▼
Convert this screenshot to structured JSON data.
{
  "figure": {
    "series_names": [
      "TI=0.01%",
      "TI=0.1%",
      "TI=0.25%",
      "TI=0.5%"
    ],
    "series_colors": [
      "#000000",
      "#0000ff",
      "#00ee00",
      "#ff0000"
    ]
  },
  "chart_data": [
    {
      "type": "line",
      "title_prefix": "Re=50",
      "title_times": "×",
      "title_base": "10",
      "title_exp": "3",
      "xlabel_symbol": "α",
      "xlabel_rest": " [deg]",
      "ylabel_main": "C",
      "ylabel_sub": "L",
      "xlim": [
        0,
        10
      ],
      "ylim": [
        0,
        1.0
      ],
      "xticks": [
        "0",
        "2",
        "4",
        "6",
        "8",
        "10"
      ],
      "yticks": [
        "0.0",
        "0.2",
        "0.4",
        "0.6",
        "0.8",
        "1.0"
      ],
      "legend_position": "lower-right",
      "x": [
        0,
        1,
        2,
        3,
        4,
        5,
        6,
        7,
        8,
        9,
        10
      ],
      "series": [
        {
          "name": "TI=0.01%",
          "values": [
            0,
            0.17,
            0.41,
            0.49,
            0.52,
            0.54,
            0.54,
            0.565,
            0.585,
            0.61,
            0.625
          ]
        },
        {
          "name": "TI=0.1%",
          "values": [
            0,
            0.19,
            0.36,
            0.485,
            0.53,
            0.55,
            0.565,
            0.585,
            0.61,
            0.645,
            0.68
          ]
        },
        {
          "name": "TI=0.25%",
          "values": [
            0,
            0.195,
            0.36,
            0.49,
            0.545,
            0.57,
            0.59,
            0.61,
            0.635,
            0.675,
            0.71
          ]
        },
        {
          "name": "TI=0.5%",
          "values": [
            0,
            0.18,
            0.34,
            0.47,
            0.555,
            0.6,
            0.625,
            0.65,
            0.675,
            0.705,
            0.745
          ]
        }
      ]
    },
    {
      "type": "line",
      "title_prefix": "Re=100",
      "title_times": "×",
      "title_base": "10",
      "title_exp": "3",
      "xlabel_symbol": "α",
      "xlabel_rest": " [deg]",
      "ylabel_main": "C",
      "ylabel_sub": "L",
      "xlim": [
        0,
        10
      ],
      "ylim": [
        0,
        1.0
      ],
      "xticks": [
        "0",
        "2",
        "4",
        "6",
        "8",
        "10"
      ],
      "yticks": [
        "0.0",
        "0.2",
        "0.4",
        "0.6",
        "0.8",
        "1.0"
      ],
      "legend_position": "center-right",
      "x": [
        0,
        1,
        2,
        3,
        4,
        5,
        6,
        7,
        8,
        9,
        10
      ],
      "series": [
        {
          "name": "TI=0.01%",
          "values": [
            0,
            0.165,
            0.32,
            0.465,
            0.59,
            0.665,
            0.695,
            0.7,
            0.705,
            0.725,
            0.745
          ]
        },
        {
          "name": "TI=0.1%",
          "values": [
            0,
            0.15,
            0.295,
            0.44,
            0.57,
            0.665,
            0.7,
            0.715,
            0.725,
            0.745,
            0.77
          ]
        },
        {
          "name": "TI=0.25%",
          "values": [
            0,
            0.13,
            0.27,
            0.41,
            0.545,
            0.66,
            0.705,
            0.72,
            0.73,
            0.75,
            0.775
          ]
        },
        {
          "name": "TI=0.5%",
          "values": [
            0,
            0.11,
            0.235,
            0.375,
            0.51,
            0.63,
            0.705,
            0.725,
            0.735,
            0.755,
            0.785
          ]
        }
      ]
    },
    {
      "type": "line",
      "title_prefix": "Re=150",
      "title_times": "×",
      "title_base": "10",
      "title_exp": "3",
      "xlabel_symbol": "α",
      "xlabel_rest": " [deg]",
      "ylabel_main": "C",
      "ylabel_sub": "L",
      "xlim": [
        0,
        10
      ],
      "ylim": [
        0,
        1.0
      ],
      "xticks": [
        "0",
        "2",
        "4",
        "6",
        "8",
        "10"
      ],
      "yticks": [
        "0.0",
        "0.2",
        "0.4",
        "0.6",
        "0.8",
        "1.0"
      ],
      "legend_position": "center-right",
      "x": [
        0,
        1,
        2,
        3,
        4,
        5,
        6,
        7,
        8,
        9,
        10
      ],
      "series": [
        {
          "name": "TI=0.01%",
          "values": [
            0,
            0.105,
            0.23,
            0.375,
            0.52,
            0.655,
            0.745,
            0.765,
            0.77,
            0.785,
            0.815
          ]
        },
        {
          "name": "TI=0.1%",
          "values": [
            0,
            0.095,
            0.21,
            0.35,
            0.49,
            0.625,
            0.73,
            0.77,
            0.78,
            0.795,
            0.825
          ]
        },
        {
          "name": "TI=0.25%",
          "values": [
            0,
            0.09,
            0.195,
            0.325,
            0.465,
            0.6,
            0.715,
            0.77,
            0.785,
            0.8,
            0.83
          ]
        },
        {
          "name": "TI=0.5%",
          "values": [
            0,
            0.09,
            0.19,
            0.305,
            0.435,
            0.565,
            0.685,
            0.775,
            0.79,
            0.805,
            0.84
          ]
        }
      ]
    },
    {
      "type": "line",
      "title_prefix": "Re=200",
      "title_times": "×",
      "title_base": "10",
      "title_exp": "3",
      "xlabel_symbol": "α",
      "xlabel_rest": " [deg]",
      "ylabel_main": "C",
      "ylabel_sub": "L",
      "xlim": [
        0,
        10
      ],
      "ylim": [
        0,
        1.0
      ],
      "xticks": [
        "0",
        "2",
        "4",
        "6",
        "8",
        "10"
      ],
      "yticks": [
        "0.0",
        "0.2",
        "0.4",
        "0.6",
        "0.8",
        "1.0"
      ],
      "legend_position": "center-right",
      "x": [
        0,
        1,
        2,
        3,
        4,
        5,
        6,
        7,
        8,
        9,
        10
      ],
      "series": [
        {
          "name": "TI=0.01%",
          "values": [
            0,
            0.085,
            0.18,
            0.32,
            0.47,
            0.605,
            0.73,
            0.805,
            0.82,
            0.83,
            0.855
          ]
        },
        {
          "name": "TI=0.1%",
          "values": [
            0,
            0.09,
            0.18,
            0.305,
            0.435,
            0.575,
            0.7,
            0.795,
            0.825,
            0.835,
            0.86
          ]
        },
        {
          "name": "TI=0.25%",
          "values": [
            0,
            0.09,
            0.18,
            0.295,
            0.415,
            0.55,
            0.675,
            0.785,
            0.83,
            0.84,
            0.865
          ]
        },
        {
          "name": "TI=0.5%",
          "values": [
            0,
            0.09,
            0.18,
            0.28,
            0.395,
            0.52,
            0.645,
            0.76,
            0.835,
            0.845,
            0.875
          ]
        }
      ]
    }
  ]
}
▲
PROBLEM: Using the data above, return each line exactly as written.

THE COMPLETED TASK:
Convert this screenshot to structured JSON data.
{
  "figure": {
    "series_names": [
      "TI=0.01%",
      "TI=0.1%",
      "TI=0.25%",
      "TI=0.5%"
    ],
    "series_colors": [
      "#000000",
      "#0000ff",
      "#00ee00",
      "#ff0000"
    ]
  },
  "chart_data": [
    {
      "type": "line",
      "title_prefix": "Re=50",
      "title_times": "×",
      "title_base": "10",
      "title_exp": "3",
      "xlabel_symbol": "α",
      "xlabel_rest": " [deg]",
      "ylabel_main": "C",
      "ylabel_sub": "L",
      "xlim": [
        0,
        10
      ],
      "ylim": [
        0,
        1.0
      ],
      "xticks": [
        "0",
        "2",
        "4",
        "6",
        "8",
        "10"
      ],
      "yticks": [
        "0.0",
        "0.2",
        "0.4",
        "0.6",
        "0.8",
        "1.0"
      ],
      "legend_position": "lower-right",
      "x": [
        0,
        1,
        2,
        3,
        4,
        5,
        6,
        7,
        8,
        9,
        10
      ],
      "series": [
        {
          "name": "TI=0.01%",
          "values": [
            0,
            0.17,
            0.41,
            0.49,
            0.52,
            0.54,
            0.54,
            0.565,
            0.585,
            0.61,
            0.625
          ]
        },
        {
          "name": "TI=0.1%",
          "values": [
            0,
            0.19,
            0.36,
            0.485,
            0.53,
            0.55,
            0.565,
            0.585,
            0.61,
            0.645,
            0.68
          ]
        },
        {
          "name": "TI=0.25%",
          "values": [
            0,
            0.195,
            0.36,
            0.49,
            0.545,
            0.57,
            0.59,
            0.61,
            0.635,
            0.675,
            0.71
          ]
        },
        {
          "name": "TI=0.5%",
          "values": [
            0,
            0.18,
            0.34,
            0.47,
            0.555,
            0.6,
            0.625,
            0.65,
            0.675,
            0.705,
            0.745
          ]
        }
      ]
    },
    {
      "type": "line",
      "title_prefix": "Re=100",
      "title_times": "×",
      "title_base": "10",
      "title_exp": "3",
      "xlabel_symbol": "α",
      "xlabel_rest": " [deg]",
      "ylabel_main": "C",
      "ylabel_sub": "L",
      "xlim": [
        0,
        10
      ],
      "ylim": [
        0,
        1.0
      ],
      "xticks": [
        "0",
        "2",
        "4",
        "6",
        "8",
        "10"
      ],
      "yticks": [
        "0.0",
        "0.2",
        "0.4",
        "0.6",
        "0.8",
        "1.0"
      ],
      "legend_position": "center-right",
      "x": [
        0,
        1,
        2,
        3,
        4,
        5,
        6,
        7,
        8,
        9,
        10
      ],
      "series": [
        {
          "name": "TI=0.01%",
          "values": [
            0,
            0.165,
            0.32,
            0.465,
            0.59,
            0.665,
            0.695,
            0.7,
            0.705,
            0.725,
            0.745
          ]
        },
        {
          "name": "TI=0.1%",
          "values": [
            0,
            0.15,
            0.295,
            0.44,
            0.57,
            0.665,
            0.7,
            0.715,
            0.725,
            0.745,
            0.77
          ]
        },
        {
          "name": "TI=0.25%",
          "values": [
            0,
            0.13,
            0.27,
            0.41,
            0.545,
            0.66,
            0.705,
            0.72,
            0.73,
            0.75,
            0.775
          ]
        },
        {
          "name": "TI=0.5%",
          "values": [
            0,
            0.11,
            0.235,
            0.375,
            0.51,
            0.63,
            0.705,
            0.725,
            0.735,
            0.755,
            0.785
          ]
        }
      ]
    },
    {
      "type": "line",
      "title_prefix": "Re=150",
      "title_times": "×",
      "title_base": "10",
      "title_exp": "3",
      "xlabel_symbol": "α",
      "xlabel_rest": " [deg]",
      "ylabel_main": "C",
      "ylabel_sub": "L",
      "xlim": [
        0,
        10
      ],
      "ylim": [
        0,
        1.0
      ],
      "xticks": [
        "0",
        "2",
        "4",
        "6",
        "8",
        "10"
      ],
      "yticks": [
        "0.0",
        "0.2",
        "0.4",
        "0.6",
        "0.8",
        "1.0"
      ],
      "legend_position": "center-right",
      "x": [
        0,
        1,
        2,
        3,
        4,
        5,
        6,
        7,
        8,
        9,
        10
      ],
      "series": [
        {
          "name": "TI=0.01%",
          "values": [
            0,
            0.105,
            0.23,
            0.375,
            0.52,
            0.655,
            0.745,
            0.765,
            0.77,
            0.785,
            0.815
          ]
        },
        {
          "name": "TI=0.1%",
          "values": [
            0,
            0.095,
            0.21,
            0.35,
            0.49,
            0.625,
            0.73,
            0.77,
            0.78,
            0.795,
            0.825
          ]
        },
        {
          "name": "TI=0.25%",
          "values": [
            0,
            0.09,
            0.195,
            0.325,
            0.465,
            0.6,
            0.715,
            0.77,
            0.785,
            0.8,
            0.83
          ]
        },
        {
          "name": "TI=0.5%",
          "values": [
            0,
            0.09,
            0.19,
            0.305,
            0.435,
            0.565,
            0.685,
            0.775,
            0.79,
            0.805,
            0.84
          ]
        }
      ]
    },
    {
      "type": "line",
      "title_prefix": "Re=200",
      "title_times": "×",
      "title_base": "10",
      "title_exp": "3",
      "xlabel_symbol": "α",
      "xlabel_rest": " [deg]",
      "ylabel_main": "C",
      "ylabel_sub": "L",
      "xlim": [
        0,
        10
      ],
      "ylim": [
        0,
        1.0
      ],
      "xticks": [
        "0",
        "2",
        "4",
        "6",
        "8",
        "10"
      ],
      "yticks": [
        "0.0",
        "0.2",
        "0.4",
        "0.6",
        "0.8",
        "1.0"
      ],
      "legend_position": "center-right",
      "x": [
        0,
        1,
        2,
        3,
        4,
        5,
        6,
        7,
        8,
        9,
        10
      ],
      "series": [
        {
          "name": "TI=0.01%",
          "values": [
            0,
            0.085,
            0.18,
            0.32,
            0.47,
            0.605,
            0.73,
            0.805,
            0.82,
            0.83,
            0.855
          ]
        },
        {
          "name": "TI=0.1%",
          "values": [
            0,
            0.09,
            0.18,
            0.305,
            0.435,
            0.575,
            0.7,
            0.795,
            0.825,
            0.835,
            0.86
          ]
        },
        {
          "name": "TI=0.25%",
          "values": [
            0,
            0.09,
            0.18,
            0.295,
            0.415,
            0.55,
            0.675,
            0.785,
            0.83,
            0.84,
            0.865
          ]
        },
        {
          "name": "TI=0.5%",
          "values": [
            0,
            0.09,
            0.18,
            0.28,
            0.395,
            0.52,
            0.645,
            0.76,
            0.835,
            0.845,
            0.875
          ]
        }
      ]
    }
  ]
}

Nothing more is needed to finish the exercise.